__STORED ROWS__:
-*-
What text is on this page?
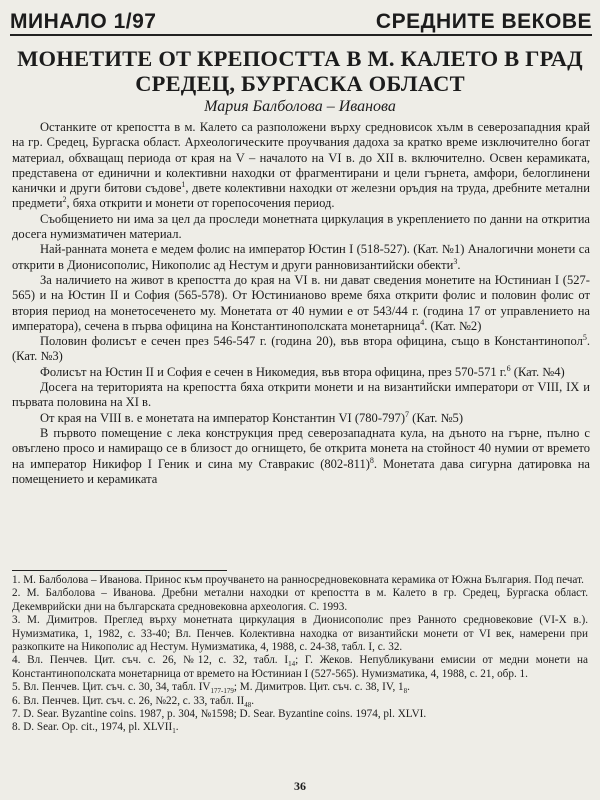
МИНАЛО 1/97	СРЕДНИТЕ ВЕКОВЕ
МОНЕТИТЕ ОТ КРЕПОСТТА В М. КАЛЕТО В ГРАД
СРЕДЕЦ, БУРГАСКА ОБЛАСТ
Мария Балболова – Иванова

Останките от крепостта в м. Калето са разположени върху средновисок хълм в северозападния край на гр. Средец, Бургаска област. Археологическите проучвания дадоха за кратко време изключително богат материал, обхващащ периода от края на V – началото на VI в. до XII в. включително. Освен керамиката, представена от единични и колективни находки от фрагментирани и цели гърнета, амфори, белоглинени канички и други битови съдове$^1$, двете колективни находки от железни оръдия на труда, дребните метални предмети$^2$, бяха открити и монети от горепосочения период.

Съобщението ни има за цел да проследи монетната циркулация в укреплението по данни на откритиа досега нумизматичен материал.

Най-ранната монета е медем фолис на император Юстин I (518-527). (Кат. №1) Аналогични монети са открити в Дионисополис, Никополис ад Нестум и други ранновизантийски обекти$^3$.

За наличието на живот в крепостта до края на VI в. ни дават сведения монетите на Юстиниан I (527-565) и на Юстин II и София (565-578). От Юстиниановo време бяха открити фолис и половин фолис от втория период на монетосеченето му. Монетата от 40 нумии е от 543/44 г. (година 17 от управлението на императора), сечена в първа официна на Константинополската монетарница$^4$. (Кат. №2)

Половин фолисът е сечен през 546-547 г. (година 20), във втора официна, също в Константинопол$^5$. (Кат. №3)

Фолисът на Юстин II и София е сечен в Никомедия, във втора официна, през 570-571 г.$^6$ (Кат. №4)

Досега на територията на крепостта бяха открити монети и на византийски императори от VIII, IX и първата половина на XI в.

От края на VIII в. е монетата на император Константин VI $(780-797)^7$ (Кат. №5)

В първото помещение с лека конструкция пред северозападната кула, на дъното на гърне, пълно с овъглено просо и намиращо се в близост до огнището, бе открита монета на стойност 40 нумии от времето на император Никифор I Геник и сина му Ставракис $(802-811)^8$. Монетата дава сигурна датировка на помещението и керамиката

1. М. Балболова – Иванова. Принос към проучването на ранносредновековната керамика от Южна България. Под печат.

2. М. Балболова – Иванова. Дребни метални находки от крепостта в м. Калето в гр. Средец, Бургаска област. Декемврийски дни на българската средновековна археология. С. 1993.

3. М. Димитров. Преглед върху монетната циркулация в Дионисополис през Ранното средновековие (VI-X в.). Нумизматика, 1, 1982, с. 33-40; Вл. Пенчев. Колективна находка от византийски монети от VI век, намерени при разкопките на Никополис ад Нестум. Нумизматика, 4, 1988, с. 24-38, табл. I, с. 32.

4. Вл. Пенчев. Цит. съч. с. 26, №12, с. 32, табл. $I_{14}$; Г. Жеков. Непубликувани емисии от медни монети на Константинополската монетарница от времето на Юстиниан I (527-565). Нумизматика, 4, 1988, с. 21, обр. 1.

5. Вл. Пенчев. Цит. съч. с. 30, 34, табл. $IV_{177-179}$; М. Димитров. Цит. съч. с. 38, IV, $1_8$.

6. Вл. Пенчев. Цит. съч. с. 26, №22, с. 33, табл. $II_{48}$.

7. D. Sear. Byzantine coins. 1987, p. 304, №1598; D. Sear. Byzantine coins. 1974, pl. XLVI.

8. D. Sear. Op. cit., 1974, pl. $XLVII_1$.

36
-*-
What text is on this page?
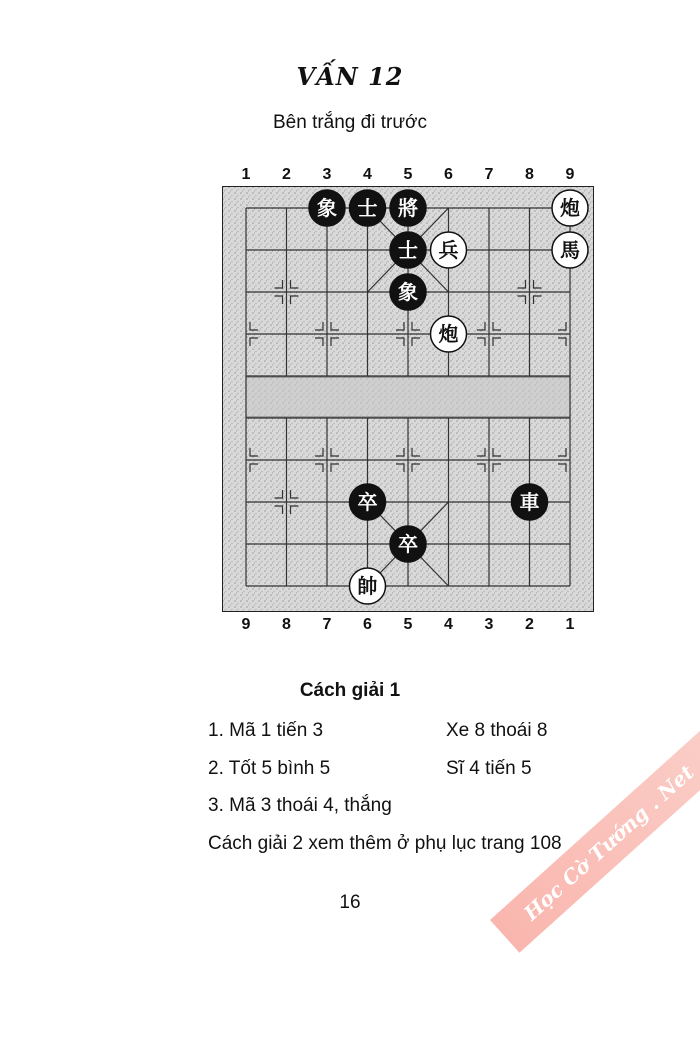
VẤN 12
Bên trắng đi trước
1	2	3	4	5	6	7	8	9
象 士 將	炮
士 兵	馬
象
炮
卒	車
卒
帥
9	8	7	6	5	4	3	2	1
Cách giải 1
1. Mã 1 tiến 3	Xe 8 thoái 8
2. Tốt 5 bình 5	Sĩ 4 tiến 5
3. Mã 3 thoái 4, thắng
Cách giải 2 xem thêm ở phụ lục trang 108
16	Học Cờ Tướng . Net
-*-
__YOUR TASK__:
Collect each line holding the string "година".

__RESULT__:
За наличието на живот в крепостта до края на VI в. ни дават сведения монетите на Юстиниан I (527-565) и на Юстин II и София (565-578). От Юстиниановo време бяха открити фолис и половин фолис от втория период на монетосеченето му. Монетата от 40 нумии е от 543/44 г. (година 17 от управлението на императора), сечена в първа официна на Константинополската монетарница$^4$. (Кат. №2)
Половин фолисът е сечен през 546-547 г. (година 20), във втора официна, също в Константинопол$^5$. (Кат. №3)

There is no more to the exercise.